Given exercise A =
Please reproduce the rows below verbatim, everything from the first row down to the line containing "bar-colombia xyxy=(212,190,233,192)", with both ends included.

The Need for Counselling

Too often children who are placed in alternative care, or children who have been moved from an institution to a family – whether it be their own or a new one – are not provided with any counselling. This is a big problem and can even cause a ‘placement break-down’. Meaning it turns out not to be possible any longer for a child to stay in the family she was placed in – even if it was her own – because of emotional and behavioural problems.

When a child is placed in family-based alternative care, she has already been through a lot. Whether she has been taken from an institution – or ‘orphanage’ – to be placed in a family, or whether she has been removed from her own family for her own safety, or because there are no relatives left to take care of her, it is a lot to deal with for a child. It does not matter that the situation that she is moved to is better than the one she came from, she is still going to be severely affected by her troubled – and often traumatising – background.

Counselling should be available, preferably all the way through the process, from before the child is moved, through the move, and until after the child has settled in. Counselling meaning someone who is trained to provide psychological support regularly talking with the child, helping her express how she feels about the situation, what is troubling her and what her main fears are. The counsellor can then also talk with the child, in a way appropriate to her age, developmental level and experiences, to help her process what is happening or what has happened to her and helping her to cope with things. All of this is done confidentially, so the child does not need to worry that other people will find out what she talks about with the counsellor.

Dataset rows =
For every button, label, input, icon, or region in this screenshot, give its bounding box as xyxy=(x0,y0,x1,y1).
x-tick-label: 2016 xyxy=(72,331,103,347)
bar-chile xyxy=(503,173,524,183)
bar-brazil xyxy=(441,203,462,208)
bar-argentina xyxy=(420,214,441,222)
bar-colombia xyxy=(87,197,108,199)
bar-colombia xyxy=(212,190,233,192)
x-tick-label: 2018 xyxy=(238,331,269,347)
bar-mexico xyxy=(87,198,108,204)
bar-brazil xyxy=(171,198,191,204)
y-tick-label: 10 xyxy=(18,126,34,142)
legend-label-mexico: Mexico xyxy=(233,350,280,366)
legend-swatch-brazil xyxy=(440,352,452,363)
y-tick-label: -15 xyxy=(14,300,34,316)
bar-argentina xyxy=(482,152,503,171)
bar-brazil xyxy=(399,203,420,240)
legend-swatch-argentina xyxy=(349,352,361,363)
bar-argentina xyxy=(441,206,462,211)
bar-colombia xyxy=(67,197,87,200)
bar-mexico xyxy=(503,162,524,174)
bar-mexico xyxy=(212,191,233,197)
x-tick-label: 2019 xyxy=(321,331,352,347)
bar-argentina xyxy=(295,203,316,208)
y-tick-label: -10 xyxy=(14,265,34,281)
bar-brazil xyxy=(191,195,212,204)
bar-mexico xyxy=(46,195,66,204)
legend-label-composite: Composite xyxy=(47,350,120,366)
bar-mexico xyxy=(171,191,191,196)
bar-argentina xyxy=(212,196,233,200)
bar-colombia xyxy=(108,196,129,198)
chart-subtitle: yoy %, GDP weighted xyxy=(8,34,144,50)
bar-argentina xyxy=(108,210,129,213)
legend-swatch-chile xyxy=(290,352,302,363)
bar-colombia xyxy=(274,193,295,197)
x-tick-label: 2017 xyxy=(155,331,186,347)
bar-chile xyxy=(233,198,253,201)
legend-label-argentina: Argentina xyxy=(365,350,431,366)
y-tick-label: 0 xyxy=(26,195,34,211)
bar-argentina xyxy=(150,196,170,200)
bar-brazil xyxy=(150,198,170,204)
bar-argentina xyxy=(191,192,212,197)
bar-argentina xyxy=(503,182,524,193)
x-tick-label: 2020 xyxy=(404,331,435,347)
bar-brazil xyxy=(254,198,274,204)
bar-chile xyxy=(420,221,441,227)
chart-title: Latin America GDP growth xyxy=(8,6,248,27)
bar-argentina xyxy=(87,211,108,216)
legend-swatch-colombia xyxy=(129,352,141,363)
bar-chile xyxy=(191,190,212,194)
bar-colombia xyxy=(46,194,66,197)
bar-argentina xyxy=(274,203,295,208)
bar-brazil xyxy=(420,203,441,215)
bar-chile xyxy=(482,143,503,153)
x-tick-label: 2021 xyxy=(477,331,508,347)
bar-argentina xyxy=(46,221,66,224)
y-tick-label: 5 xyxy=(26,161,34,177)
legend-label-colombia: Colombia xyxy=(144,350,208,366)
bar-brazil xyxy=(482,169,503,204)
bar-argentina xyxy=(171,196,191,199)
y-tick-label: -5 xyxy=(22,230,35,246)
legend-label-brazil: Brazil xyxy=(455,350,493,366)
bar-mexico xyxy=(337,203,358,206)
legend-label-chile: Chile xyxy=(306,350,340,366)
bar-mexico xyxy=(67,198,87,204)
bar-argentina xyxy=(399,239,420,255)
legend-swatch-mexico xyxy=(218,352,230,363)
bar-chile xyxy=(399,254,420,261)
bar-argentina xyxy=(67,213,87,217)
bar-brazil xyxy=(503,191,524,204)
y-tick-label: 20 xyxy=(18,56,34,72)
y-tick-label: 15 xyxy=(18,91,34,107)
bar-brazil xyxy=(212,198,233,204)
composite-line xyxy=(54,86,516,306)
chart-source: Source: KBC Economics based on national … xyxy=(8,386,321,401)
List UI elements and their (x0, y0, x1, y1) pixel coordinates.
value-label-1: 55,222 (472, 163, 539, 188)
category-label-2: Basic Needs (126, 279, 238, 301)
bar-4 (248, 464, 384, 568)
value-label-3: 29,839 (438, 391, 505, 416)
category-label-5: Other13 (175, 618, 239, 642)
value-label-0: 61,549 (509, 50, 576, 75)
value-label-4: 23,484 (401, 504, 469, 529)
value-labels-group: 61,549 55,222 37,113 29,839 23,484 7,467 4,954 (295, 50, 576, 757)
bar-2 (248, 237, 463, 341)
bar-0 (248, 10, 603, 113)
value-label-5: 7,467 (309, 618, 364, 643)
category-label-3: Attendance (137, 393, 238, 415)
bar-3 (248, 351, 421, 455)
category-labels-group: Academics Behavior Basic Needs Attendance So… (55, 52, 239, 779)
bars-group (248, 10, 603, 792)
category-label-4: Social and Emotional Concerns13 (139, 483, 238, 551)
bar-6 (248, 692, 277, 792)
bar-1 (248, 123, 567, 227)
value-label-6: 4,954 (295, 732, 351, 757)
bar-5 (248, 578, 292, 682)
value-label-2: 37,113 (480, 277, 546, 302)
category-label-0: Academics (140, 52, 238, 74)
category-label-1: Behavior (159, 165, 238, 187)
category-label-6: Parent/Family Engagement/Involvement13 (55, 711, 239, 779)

Given exercise B =
In the passage on counseling, why is the counseling done confidentially?

Written response A =
For every button, label, input, icon, or region in this screenshot, give its bounding box as xyxy=(x0,y0,x1,y1).
x-tick-label: 2016 xyxy=(72,331,103,347)
bar-chile xyxy=(503,173,524,183)
bar-brazil xyxy=(441,203,462,208)
bar-argentina xyxy=(420,214,441,222)
bar-colombia xyxy=(87,197,108,199)
bar-colombia xyxy=(212,190,233,192)

Written response B =
It is done confidentially so the child does not need to worry that other people will find out what she talks about with the counsellor.